**Written request 1**
Using the excerpt on government lies, decide whether each statement agrees with it: (a) Leslie R. Groves dismissed talk about radioactivity as nonsense; (b) the House cast two votes against what amounted to a declaration of war; (c) the destroyer in the Gulf of Tonkin came out of the attack badly damaged. For each, give yes or no along with the words from the excerpt that settle it, quoted exactly.
**Written request 2**
Reproduce word for word everything in the excerpt on government lies from "Officials also played" down to "millennium or two.".

**Page text**
------------------------------------------------

Officials also played down the fact that
during the 1930s America was supplying Japan with the materiel
for its armed forces. Though not prominent in the newspapers,
it was a common, if bitter, belief in New York that when the 6th
Avenue "E1" was torn down the scrap was sold to Japan-
which returned it in the form of bullets and bombs. The selling
of arms to putative enemies predates Iraq by a millennium or two.
How the people in government thought they
could get away with some of their whoppers is past imagining.
After the atomic bomb was dropped on Hiroshima, talk started getting
around that there were post-bomb deaths caused by radiation. The
government immediately denied it and the head of the Manhattan
Project, Major General Leslie R. Groves, pronounced that, "This
talk about radio-activity is so much nonsense." What was
the point of that one? And how long did they think they could
get away with it? So much high level lying is purposeless, done
from habit. How else to explain the line of half-baked, nutty,
next-day refutable lies coming out of the Bush White House about
weapons, terrorists, plans, and intentions?
American prisoners being returned by the
North Koreans after the cease-fire ended hostilities in 1953 were
ordered to sign statements promising not to discuss anything having
to do with captivity to any media representative not bound by
Pentagon censorship rules. Washington did not want the country
to know about the degree and kind of collaboration with the enemy
which took place in the prison camps.
The peccadilloes of the Korean War have
been lost in the continuing miasma about the truths and the falsities
of the Vietnam War. Long book shelves are devoted to volumes discussing
lies told, lies exposed, and lies retold in connection with that
war, whose shadow falls obliquely on George Bush's Dance in the
Desert almost forty years later.
Officially, the full Vietnam War began
with events in the Gulf of Tonkin, August 1 and 4, 1964, when,
according to the American government, a couple of North Vietnamese
patrol boats attacked a U.S. destroyer.
This was the lie upon which Congress voted,
with only two nay votes in the Senate and none in the House, what
amounted to a declaration of war. But was the report of the action
in the Tonkin Gulf a lie? And if it was a lie, what kind of a
lie? To this day there is considerable doubt that a second attack
ever occurred, but what of the first? Whatever kind of attack
it was, the destroyer survived unscathed and probably untouched
by the arrows, spears, and whatever else a tiny patrol boat could
launch at a mighty modern cruiser.
The nation and its editorial pages launched
their own attacks against the North Vietnamese, as every institution
of authority and prestige, and all major media, including the
Washington Post and the New York Times, cheered the oncoming war,
which would eventually see a half a million American troops engaged-of
whom more than ten percent would come back dead. Later on many
who could not wait to get on with the war would say they had been
lied to and that, if they had known the truth, they would never
have supported sending the boys over there.
p94
If a person studies history for a short while, it will come to
the person that the government lies a lot, maybe even all the
time. If you know that they lie, you may be able to see that the
lie of the hour is farcical and far fetched; you know to disbelieve
it.

------------------------------------------------

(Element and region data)
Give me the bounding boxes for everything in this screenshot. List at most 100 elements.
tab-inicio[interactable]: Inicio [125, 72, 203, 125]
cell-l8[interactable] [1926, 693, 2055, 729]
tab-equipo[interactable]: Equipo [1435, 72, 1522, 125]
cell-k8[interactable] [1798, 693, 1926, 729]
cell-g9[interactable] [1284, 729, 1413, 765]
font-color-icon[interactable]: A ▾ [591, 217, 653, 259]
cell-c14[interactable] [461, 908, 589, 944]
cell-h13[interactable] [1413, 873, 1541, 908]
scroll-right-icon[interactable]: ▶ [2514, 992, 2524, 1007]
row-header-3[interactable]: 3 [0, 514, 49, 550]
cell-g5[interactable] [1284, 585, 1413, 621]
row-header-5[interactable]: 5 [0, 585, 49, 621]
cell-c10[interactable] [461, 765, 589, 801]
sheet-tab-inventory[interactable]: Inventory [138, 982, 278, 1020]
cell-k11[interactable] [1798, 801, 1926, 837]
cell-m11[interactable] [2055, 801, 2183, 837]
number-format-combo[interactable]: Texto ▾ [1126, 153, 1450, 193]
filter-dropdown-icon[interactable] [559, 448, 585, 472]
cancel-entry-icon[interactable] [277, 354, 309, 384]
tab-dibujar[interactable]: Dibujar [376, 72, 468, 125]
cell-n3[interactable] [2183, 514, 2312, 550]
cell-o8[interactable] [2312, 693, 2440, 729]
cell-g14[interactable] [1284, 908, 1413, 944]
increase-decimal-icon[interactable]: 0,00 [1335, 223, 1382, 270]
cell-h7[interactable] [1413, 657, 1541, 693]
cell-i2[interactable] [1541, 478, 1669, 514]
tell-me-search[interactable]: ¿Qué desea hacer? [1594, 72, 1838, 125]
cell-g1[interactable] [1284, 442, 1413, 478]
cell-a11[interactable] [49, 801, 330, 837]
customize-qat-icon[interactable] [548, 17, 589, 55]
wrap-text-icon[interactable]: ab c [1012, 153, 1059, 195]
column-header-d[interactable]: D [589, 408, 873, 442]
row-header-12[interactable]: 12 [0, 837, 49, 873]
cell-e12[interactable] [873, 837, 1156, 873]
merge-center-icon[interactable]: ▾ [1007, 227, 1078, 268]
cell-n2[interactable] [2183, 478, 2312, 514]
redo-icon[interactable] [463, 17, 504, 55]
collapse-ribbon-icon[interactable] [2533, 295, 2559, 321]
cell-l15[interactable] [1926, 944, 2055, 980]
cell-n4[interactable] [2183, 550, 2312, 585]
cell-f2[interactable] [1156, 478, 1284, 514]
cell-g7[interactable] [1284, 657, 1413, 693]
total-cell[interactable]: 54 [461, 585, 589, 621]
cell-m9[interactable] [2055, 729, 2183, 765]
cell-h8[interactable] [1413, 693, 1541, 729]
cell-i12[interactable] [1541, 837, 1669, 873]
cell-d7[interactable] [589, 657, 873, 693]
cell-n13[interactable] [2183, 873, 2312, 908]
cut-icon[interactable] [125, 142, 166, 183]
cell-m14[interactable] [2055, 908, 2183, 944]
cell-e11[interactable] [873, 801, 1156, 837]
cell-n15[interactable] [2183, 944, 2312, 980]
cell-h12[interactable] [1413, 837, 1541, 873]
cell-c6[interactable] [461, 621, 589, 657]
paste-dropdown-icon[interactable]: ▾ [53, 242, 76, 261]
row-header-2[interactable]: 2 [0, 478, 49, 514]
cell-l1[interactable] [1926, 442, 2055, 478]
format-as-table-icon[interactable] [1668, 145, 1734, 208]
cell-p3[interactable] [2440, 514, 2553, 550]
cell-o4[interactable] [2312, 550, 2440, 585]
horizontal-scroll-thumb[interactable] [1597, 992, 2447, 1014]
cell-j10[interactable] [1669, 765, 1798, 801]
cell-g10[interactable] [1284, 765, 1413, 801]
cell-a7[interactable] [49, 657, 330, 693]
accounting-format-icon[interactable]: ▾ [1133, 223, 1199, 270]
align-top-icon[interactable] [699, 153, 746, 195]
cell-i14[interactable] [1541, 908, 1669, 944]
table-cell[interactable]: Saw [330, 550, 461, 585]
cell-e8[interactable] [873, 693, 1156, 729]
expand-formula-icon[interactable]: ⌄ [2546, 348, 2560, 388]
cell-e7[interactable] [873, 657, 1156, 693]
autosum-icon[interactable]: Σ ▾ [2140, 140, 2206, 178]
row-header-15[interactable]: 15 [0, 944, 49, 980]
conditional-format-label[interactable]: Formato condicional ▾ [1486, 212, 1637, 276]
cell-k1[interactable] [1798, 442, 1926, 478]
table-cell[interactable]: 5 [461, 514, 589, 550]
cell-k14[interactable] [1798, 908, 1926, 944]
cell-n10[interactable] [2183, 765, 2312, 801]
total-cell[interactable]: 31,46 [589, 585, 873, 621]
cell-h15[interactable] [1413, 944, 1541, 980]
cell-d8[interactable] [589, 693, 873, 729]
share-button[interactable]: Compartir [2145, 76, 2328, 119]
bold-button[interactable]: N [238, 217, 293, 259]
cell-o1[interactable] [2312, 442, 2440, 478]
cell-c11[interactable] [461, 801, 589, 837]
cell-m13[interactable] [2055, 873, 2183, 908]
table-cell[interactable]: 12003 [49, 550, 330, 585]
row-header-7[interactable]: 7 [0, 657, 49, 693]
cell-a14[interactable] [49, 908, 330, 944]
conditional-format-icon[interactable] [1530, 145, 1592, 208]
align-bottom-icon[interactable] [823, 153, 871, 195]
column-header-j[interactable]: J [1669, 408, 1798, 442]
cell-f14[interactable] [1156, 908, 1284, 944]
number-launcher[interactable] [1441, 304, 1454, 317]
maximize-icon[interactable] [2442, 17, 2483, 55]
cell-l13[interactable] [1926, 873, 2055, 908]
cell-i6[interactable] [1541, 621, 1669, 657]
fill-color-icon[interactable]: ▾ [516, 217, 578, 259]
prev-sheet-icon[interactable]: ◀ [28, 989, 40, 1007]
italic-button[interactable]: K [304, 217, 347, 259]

------------------------------------------------

**Task solution 1**
(a) Yes: "This talk about radio-activity is so much nonsense."
(b) No: "with only two nay votes in the Senate and none in the House"
(c) No: "the destroyer survived unscathed and probably untouched"

**Task solution 2**
Officials also played down the fact that
during the 1930s America was supplying Japan with the materiel
for its armed forces. Though not prominent in the newspapers,
it was a common, if bitter, belief in New York that when the 6th
Avenue "E1" was torn down the scrap was sold to Japan-
which returned it in the form of bullets and bombs. The selling
of arms to putative enemies predates Iraq by a millennium or two.